TASK REQUIREMENTS: Take down each entry exactly as written.

Dataset entries
__________

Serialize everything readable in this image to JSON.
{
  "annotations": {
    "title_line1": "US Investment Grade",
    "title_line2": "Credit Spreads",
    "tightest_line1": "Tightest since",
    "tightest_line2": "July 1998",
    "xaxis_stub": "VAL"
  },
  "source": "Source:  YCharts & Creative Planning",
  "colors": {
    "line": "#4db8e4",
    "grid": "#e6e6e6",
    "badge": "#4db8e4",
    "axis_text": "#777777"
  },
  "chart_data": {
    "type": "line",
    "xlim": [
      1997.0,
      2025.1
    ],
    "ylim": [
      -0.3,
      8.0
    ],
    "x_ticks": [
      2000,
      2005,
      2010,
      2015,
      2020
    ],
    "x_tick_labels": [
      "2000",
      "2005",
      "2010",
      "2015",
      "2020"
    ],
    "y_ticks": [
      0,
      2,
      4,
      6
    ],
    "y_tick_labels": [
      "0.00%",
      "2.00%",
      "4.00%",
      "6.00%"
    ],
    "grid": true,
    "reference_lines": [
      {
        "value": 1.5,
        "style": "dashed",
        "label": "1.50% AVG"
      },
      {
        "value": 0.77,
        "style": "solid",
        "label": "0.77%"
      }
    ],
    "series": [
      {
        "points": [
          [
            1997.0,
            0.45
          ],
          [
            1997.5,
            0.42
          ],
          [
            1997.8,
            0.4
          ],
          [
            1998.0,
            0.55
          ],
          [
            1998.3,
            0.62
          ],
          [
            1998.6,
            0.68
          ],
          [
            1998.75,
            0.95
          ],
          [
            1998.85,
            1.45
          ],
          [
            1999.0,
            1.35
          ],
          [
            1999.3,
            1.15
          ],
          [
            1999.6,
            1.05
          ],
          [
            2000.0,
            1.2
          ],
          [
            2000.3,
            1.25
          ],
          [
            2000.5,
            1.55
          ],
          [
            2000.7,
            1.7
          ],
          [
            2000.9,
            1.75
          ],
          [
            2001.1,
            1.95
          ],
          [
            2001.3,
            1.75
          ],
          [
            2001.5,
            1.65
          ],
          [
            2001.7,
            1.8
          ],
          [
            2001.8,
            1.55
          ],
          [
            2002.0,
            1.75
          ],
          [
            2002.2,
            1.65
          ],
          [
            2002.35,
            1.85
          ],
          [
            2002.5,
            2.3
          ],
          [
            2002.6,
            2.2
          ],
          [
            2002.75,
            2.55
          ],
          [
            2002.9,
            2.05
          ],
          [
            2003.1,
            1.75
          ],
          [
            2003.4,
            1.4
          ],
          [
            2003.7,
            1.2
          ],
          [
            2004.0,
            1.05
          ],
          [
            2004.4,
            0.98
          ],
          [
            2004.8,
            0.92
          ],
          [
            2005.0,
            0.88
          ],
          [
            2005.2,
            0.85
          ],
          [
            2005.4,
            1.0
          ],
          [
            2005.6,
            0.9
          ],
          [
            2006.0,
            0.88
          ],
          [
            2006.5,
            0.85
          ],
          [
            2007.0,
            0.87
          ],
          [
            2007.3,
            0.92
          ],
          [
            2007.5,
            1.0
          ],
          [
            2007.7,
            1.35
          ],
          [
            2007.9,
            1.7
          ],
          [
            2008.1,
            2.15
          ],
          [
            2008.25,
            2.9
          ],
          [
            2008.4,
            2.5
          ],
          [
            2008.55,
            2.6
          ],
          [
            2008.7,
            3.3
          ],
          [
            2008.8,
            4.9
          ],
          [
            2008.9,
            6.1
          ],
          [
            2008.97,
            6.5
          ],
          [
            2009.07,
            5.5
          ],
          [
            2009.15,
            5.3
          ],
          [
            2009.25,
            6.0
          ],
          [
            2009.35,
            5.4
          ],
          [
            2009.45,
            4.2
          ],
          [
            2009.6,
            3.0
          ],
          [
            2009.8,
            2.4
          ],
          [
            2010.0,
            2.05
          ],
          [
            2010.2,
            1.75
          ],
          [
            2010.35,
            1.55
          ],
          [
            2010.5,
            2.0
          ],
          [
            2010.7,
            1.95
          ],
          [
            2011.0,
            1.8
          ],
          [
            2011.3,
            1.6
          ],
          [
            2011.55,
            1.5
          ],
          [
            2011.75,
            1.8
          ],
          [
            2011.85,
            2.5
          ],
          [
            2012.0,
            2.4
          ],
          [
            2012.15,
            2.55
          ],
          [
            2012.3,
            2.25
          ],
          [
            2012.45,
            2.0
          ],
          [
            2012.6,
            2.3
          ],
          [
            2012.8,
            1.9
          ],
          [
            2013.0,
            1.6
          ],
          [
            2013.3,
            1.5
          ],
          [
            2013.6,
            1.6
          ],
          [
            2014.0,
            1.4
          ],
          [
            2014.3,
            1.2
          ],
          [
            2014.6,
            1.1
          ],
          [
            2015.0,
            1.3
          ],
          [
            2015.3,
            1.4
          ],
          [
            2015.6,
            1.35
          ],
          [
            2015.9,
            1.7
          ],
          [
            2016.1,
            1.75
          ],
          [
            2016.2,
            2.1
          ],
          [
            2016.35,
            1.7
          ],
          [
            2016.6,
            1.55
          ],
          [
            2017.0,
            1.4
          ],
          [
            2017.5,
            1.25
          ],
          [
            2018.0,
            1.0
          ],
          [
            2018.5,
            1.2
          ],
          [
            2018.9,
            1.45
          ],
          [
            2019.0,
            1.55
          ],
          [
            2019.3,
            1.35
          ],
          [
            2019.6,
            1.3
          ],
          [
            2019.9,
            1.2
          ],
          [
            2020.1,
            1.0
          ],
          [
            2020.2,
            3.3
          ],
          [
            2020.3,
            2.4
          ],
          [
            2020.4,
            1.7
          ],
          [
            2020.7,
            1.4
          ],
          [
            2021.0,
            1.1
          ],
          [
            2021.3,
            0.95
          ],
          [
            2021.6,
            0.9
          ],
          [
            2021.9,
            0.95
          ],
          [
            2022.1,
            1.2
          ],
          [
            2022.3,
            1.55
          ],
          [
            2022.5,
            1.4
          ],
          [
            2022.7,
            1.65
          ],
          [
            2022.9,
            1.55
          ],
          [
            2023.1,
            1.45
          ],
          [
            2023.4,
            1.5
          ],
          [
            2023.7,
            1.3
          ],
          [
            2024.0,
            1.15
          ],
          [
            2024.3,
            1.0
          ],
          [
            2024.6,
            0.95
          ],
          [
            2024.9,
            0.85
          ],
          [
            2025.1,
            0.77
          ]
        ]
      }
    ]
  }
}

__________

EXERCISE ANSWER:
Serialize everything readable in this image to JSON.
{
  "annotations": {
    "title_line1": "US Investment Grade",
    "title_line2": "Credit Spreads",
    "tightest_line1": "Tightest since",
    "tightest_line2": "July 1998",
    "xaxis_stub": "VAL"
  },
  "source": "Source:  YCharts & Creative Planning",
  "colors": {
    "line": "#4db8e4",
    "grid": "#e6e6e6",
    "badge": "#4db8e4",
    "axis_text": "#777777"
  },
  "chart_data": {
    "type": "line",
    "xlim": [
      1997.0,
      2025.1
    ],
    "ylim": [
      -0.3,
      8.0
    ],
    "x_ticks": [
      2000,
      2005,
      2010,
      2015,
      2020
    ],
    "x_tick_labels": [
      "2000",
      "2005",
      "2010",
      "2015",
      "2020"
    ],
    "y_ticks": [
      0,
      2,
      4,
      6
    ],
    "y_tick_labels": [
      "0.00%",
      "2.00%",
      "4.00%",
      "6.00%"
    ],
    "grid": true,
    "reference_lines": [
      {
        "value": 1.5,
        "style": "dashed",
        "label": "1.50% AVG"
      },
      {
        "value": 0.77,
        "style": "solid",
        "label": "0.77%"
      }
    ],
    "series": [
      {
        "points": [
          [
            1997.0,
            0.45
          ],
          [
            1997.5,
            0.42
          ],
          [
            1997.8,
            0.4
          ],
          [
            1998.0,
            0.55
          ],
          [
            1998.3,
            0.62
          ],
          [
            1998.6,
            0.68
          ],
          [
            1998.75,
            0.95
          ],
          [
            1998.85,
            1.45
          ],
          [
            1999.0,
            1.35
          ],
          [
            1999.3,
            1.15
          ],
          [
            1999.6,
            1.05
          ],
          [
            2000.0,
            1.2
          ],
          [
            2000.3,
            1.25
          ],
          [
            2000.5,
            1.55
          ],
          [
            2000.7,
            1.7
          ],
          [
            2000.9,
            1.75
          ],
          [
            2001.1,
            1.95
          ],
          [
            2001.3,
            1.75
          ],
          [
            2001.5,
            1.65
          ],
          [
            2001.7,
            1.8
          ],
          [
            2001.8,
            1.55
          ],
          [
            2002.0,
            1.75
          ],
          [
            2002.2,
            1.65
          ],
          [
            2002.35,
            1.85
          ],
          [
            2002.5,
            2.3
          ],
          [
            2002.6,
            2.2
          ],
          [
            2002.75,
            2.55
          ],
          [
            2002.9,
            2.05
          ],
          [
            2003.1,
            1.75
          ],
          [
            2003.4,
            1.4
          ],
          [
            2003.7,
            1.2
          ],
          [
            2004.0,
            1.05
          ],
          [
            2004.4,
            0.98
          ],
          [
            2004.8,
            0.92
          ],
          [
            2005.0,
            0.88
          ],
          [
            2005.2,
            0.85
          ],
          [
            2005.4,
            1.0
          ],
          [
            2005.6,
            0.9
          ],
          [
            2006.0,
            0.88
          ],
          [
            2006.5,
            0.85
          ],
          [
            2007.0,
            0.87
          ],
          [
            2007.3,
            0.92
          ],
          [
            2007.5,
            1.0
          ],
          [
            2007.7,
            1.35
          ],
          [
            2007.9,
            1.7
          ],
          [
            2008.1,
            2.15
          ],
          [
            2008.25,
            2.9
          ],
          [
            2008.4,
            2.5
          ],
          [
            2008.55,
            2.6
          ],
          [
            2008.7,
            3.3
          ],
          [
            2008.8,
            4.9
          ],
          [
            2008.9,
            6.1
          ],
          [
            2008.97,
            6.5
          ],
          [
            2009.07,
            5.5
          ],
          [
            2009.15,
            5.3
          ],
          [
            2009.25,
            6.0
          ],
          [
            2009.35,
            5.4
          ],
          [
            2009.45,
            4.2
          ],
          [
            2009.6,
            3.0
          ],
          [
            2009.8,
            2.4
          ],
          [
            2010.0,
            2.05
          ],
          [
            2010.2,
            1.75
          ],
          [
            2010.35,
            1.55
          ],
          [
            2010.5,
            2.0
          ],
          [
            2010.7,
            1.95
          ],
          [
            2011.0,
            1.8
          ],
          [
            2011.3,
            1.6
          ],
          [
            2011.55,
            1.5
          ],
          [
            2011.75,
            1.8
          ],
          [
            2011.85,
            2.5
          ],
          [
            2012.0,
            2.4
          ],
          [
            2012.15,
            2.55
          ],
          [
            2012.3,
            2.25
          ],
          [
            2012.45,
            2.0
          ],
          [
            2012.6,
            2.3
          ],
          [
            2012.8,
            1.9
          ],
          [
            2013.0,
            1.6
          ],
          [
            2013.3,
            1.5
          ],
          [
            2013.6,
            1.6
          ],
          [
            2014.0,
            1.4
          ],
          [
            2014.3,
            1.2
          ],
          [
            2014.6,
            1.1
          ],
          [
            2015.0,
            1.3
          ],
          [
            2015.3,
            1.4
          ],
          [
            2015.6,
            1.35
          ],
          [
            2015.9,
            1.7
          ],
          [
            2016.1,
            1.75
          ],
          [
            2016.2,
            2.1
          ],
          [
            2016.35,
            1.7
          ],
          [
            2016.6,
            1.55
          ],
          [
            2017.0,
            1.4
          ],
          [
            2017.5,
            1.25
          ],
          [
            2018.0,
            1.0
          ],
          [
            2018.5,
            1.2
          ],
          [
            2018.9,
            1.45
          ],
          [
            2019.0,
            1.55
          ],
          [
            2019.3,
            1.35
          ],
          [
            2019.6,
            1.3
          ],
          [
            2019.9,
            1.2
          ],
          [
            2020.1,
            1.0
          ],
          [
            2020.2,
            3.3
          ],
          [
            2020.3,
            2.4
          ],
          [
            2020.4,
            1.7
          ],
          [
            2020.7,
            1.4
          ],
          [
            2021.0,
            1.1
          ],
          [
            2021.3,
            0.95
          ],
          [
            2021.6,
            0.9
          ],
          [
            2021.9,
            0.95
          ],
          [
            2022.1,
            1.2
          ],
          [
            2022.3,
            1.55
          ],
          [
            2022.5,
            1.4
          ],
          [
            2022.7,
            1.65
          ],
          [
            2022.9,
            1.55
          ],
          [
            2023.1,
            1.45
          ],
          [
            2023.4,
            1.5
          ],
          [
            2023.7,
            1.3
          ],
          [
            2024.0,
            1.15
          ],
          [
            2024.3,
            1.0
          ],
          [
            2024.6,
            0.95
          ],
          [
            2024.9,
            0.85
          ],
          [
            2025.1,
            0.77
          ]
        ]
      }
    ]
  }
}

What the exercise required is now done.